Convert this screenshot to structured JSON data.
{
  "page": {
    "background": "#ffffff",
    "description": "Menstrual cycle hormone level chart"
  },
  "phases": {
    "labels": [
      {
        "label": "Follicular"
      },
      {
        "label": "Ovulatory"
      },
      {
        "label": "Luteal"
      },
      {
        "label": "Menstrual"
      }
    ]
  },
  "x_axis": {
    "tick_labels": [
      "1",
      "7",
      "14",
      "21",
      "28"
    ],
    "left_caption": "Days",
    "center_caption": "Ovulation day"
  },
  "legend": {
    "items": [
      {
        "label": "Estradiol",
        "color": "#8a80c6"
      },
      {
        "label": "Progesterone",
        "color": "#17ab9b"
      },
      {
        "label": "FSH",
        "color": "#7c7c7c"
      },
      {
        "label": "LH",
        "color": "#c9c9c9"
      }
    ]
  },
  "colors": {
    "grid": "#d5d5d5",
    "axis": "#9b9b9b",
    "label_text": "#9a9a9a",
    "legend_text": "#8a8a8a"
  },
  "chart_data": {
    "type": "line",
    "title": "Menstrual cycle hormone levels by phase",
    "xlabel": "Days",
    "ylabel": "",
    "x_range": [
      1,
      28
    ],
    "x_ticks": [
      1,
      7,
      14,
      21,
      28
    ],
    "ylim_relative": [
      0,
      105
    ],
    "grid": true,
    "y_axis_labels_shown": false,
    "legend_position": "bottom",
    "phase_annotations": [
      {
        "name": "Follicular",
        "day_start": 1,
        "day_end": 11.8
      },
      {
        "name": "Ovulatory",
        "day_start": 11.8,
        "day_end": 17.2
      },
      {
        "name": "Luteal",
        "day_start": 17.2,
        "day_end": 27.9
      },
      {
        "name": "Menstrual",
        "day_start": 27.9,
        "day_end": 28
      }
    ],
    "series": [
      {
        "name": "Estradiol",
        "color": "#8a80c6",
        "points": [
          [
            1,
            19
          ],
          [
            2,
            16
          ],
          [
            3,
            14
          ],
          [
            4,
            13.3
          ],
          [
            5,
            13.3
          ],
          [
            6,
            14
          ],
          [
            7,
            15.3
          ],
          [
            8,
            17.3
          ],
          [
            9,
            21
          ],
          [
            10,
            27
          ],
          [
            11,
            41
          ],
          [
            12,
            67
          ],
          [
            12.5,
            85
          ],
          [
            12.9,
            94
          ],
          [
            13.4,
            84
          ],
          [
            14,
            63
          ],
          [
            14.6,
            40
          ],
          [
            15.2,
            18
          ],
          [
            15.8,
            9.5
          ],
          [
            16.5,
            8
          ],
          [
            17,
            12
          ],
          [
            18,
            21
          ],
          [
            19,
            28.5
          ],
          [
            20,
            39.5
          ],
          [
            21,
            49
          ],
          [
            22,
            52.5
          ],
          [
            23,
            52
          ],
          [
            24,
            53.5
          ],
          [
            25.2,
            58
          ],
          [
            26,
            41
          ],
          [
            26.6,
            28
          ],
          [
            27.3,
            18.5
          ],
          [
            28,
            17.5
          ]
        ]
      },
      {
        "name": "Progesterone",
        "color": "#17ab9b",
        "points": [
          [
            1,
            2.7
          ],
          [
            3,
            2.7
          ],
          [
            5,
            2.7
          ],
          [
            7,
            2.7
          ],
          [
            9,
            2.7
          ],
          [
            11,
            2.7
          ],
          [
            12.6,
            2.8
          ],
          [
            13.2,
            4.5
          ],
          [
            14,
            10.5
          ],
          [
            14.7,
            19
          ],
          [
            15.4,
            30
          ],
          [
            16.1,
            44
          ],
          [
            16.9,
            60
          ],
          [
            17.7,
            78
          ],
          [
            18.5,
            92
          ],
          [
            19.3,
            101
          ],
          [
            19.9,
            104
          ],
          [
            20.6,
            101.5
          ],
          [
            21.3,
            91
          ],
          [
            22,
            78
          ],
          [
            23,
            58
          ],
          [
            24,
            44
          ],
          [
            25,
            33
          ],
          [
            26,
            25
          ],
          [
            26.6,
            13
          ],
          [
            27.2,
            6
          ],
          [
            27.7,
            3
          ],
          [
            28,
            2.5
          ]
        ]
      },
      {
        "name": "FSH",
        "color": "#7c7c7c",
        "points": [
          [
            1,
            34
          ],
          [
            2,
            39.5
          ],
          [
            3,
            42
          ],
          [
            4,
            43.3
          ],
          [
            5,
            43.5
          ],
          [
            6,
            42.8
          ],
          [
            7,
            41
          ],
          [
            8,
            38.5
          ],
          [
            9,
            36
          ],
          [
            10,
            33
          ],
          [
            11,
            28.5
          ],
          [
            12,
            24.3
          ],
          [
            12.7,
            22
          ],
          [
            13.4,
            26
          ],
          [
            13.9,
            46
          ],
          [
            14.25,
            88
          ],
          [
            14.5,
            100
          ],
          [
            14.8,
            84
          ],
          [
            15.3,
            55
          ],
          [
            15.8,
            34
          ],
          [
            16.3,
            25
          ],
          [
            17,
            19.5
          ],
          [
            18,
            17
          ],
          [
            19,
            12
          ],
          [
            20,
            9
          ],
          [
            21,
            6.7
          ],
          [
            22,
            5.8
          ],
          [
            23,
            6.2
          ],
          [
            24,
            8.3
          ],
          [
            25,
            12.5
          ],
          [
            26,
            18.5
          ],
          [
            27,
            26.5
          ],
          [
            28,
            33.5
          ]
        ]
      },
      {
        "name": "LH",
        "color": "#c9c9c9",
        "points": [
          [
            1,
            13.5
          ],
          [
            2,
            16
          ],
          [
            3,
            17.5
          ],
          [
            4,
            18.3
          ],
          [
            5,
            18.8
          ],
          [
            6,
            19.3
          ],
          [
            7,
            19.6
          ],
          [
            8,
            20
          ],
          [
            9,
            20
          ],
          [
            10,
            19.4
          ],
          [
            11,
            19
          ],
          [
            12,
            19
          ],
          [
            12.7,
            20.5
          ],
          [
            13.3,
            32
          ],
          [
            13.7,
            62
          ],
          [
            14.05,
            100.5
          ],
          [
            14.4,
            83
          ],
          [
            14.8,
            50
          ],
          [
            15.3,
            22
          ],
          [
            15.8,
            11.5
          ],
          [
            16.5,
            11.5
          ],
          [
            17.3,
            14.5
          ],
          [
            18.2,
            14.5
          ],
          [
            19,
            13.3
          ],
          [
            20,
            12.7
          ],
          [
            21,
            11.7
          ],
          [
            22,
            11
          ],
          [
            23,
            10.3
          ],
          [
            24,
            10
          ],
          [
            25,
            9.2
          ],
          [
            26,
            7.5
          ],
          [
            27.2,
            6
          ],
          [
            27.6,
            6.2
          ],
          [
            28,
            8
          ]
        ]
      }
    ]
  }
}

• • • •

### WHAT THIS TASK INVOLVES
Transcribe every entry exactly, omitting nothing.

### EXPECTED ANSWER
Convert this screenshot to structured JSON data.
{
  "page": {
    "background": "#ffffff",
    "description": "Menstrual cycle hormone level chart"
  },
  "phases": {
    "labels": [
      {
        "label": "Follicular"
      },
      {
        "label": "Ovulatory"
      },
      {
        "label": "Luteal"
      },
      {
        "label": "Menstrual"
      }
    ]
  },
  "x_axis": {
    "tick_labels": [
      "1",
      "7",
      "14",
      "21",
      "28"
    ],
    "left_caption": "Days",
    "center_caption": "Ovulation day"
  },
  "legend": {
    "items": [
      {
        "label": "Estradiol",
        "color": "#8a80c6"
      },
      {
        "label": "Progesterone",
        "color": "#17ab9b"
      },
      {
        "label": "FSH",
        "color": "#7c7c7c"
      },
      {
        "label": "LH",
        "color": "#c9c9c9"
      }
    ]
  },
  "colors": {
    "grid": "#d5d5d5",
    "axis": "#9b9b9b",
    "label_text": "#9a9a9a",
    "legend_text": "#8a8a8a"
  },
  "chart_data": {
    "type": "line",
    "title": "Menstrual cycle hormone levels by phase",
    "xlabel": "Days",
    "ylabel": "",
    "x_range": [
      1,
      28
    ],
    "x_ticks": [
      1,
      7,
      14,
      21,
      28
    ],
    "ylim_relative": [
      0,
      105
    ],
    "grid": true,
    "y_axis_labels_shown": false,
    "legend_position": "bottom",
    "phase_annotations": [
      {
        "name": "Follicular",
        "day_start": 1,
        "day_end": 11.8
      },
      {
        "name": "Ovulatory",
        "day_start": 11.8,
        "day_end": 17.2
      },
      {
        "name": "Luteal",
        "day_start": 17.2,
        "day_end": 27.9
      },
      {
        "name": "Menstrual",
        "day_start": 27.9,
        "day_end": 28
      }
    ],
    "series": [
      {
        "name": "Estradiol",
        "color": "#8a80c6",
        "points": [
          [
            1,
            19
          ],
          [
            2,
            16
          ],
          [
            3,
            14
          ],
          [
            4,
            13.3
          ],
          [
            5,
            13.3
          ],
          [
            6,
            14
          ],
          [
            7,
            15.3
          ],
          [
            8,
            17.3
          ],
          [
            9,
            21
          ],
          [
            10,
            27
          ],
          [
            11,
            41
          ],
          [
            12,
            67
          ],
          [
            12.5,
            85
          ],
          [
            12.9,
            94
          ],
          [
            13.4,
            84
          ],
          [
            14,
            63
          ],
          [
            14.6,
            40
          ],
          [
            15.2,
            18
          ],
          [
            15.8,
            9.5
          ],
          [
            16.5,
            8
          ],
          [
            17,
            12
          ],
          [
            18,
            21
          ],
          [
            19,
            28.5
          ],
          [
            20,
            39.5
          ],
          [
            21,
            49
          ],
          [
            22,
            52.5
          ],
          [
            23,
            52
          ],
          [
            24,
            53.5
          ],
          [
            25.2,
            58
          ],
          [
            26,
            41
          ],
          [
            26.6,
            28
          ],
          [
            27.3,
            18.5
          ],
          [
            28,
            17.5
          ]
        ]
      },
      {
        "name": "Progesterone",
        "color": "#17ab9b",
        "points": [
          [
            1,
            2.7
          ],
          [
            3,
            2.7
          ],
          [
            5,
            2.7
          ],
          [
            7,
            2.7
          ],
          [
            9,
            2.7
          ],
          [
            11,
            2.7
          ],
          [
            12.6,
            2.8
          ],
          [
            13.2,
            4.5
          ],
          [
            14,
            10.5
          ],
          [
            14.7,
            19
          ],
          [
            15.4,
            30
          ],
          [
            16.1,
            44
          ],
          [
            16.9,
            60
          ],
          [
            17.7,
            78
          ],
          [
            18.5,
            92
          ],
          [
            19.3,
            101
          ],
          [
            19.9,
            104
          ],
          [
            20.6,
            101.5
          ],
          [
            21.3,
            91
          ],
          [
            22,
            78
          ],
          [
            23,
            58
          ],
          [
            24,
            44
          ],
          [
            25,
            33
          ],
          [
            26,
            25
          ],
          [
            26.6,
            13
          ],
          [
            27.2,
            6
          ],
          [
            27.7,
            3
          ],
          [
            28,
            2.5
          ]
        ]
      },
      {
        "name": "FSH",
        "color": "#7c7c7c",
        "points": [
          [
            1,
            34
          ],
          [
            2,
            39.5
          ],
          [
            3,
            42
          ],
          [
            4,
            43.3
          ],
          [
            5,
            43.5
          ],
          [
            6,
            42.8
          ],
          [
            7,
            41
          ],
          [
            8,
            38.5
          ],
          [
            9,
            36
          ],
          [
            10,
            33
          ],
          [
            11,
            28.5
          ],
          [
            12,
            24.3
          ],
          [
            12.7,
            22
          ],
          [
            13.4,
            26
          ],
          [
            13.9,
            46
          ],
          [
            14.25,
            88
          ],
          [
            14.5,
            100
          ],
          [
            14.8,
            84
          ],
          [
            15.3,
            55
          ],
          [
            15.8,
            34
          ],
          [
            16.3,
            25
          ],
          [
            17,
            19.5
          ],
          [
            18,
            17
          ],
          [
            19,
            12
          ],
          [
            20,
            9
          ],
          [
            21,
            6.7
          ],
          [
            22,
            5.8
          ],
          [
            23,
            6.2
          ],
          [
            24,
            8.3
          ],
          [
            25,
            12.5
          ],
          [
            26,
            18.5
          ],
          [
            27,
            26.5
          ],
          [
            28,
            33.5
          ]
        ]
      },
      {
        "name": "LH",
        "color": "#c9c9c9",
        "points": [
          [
            1,
            13.5
          ],
          [
            2,
            16
          ],
          [
            3,
            17.5
          ],
          [
            4,
            18.3
          ],
          [
            5,
            18.8
          ],
          [
            6,
            19.3
          ],
          [
            7,
            19.6
          ],
          [
            8,
            20
          ],
          [
            9,
            20
          ],
          [
            10,
            19.4
          ],
          [
            11,
            19
          ],
          [
            12,
            19
          ],
          [
            12.7,
            20.5
          ],
          [
            13.3,
            32
          ],
          [
            13.7,
            62
          ],
          [
            14.05,
            100.5
          ],
          [
            14.4,
            83
          ],
          [
            14.8,
            50
          ],
          [
            15.3,
            22
          ],
          [
            15.8,
            11.5
          ],
          [
            16.5,
            11.5
          ],
          [
            17.3,
            14.5
          ],
          [
            18.2,
            14.5
          ],
          [
            19,
            13.3
          ],
          [
            20,
            12.7
          ],
          [
            21,
            11.7
          ],
          [
            22,
            11
          ],
          [
            23,
            10.3
          ],
          [
            24,
            10
          ],
          [
            25,
            9.2
          ],
          [
            26,
            7.5
          ],
          [
            27.2,
            6
          ],
          [
            27.6,
            6.2
          ],
          [
            28,
            8
          ]
        ]
      }
    ]
  }
}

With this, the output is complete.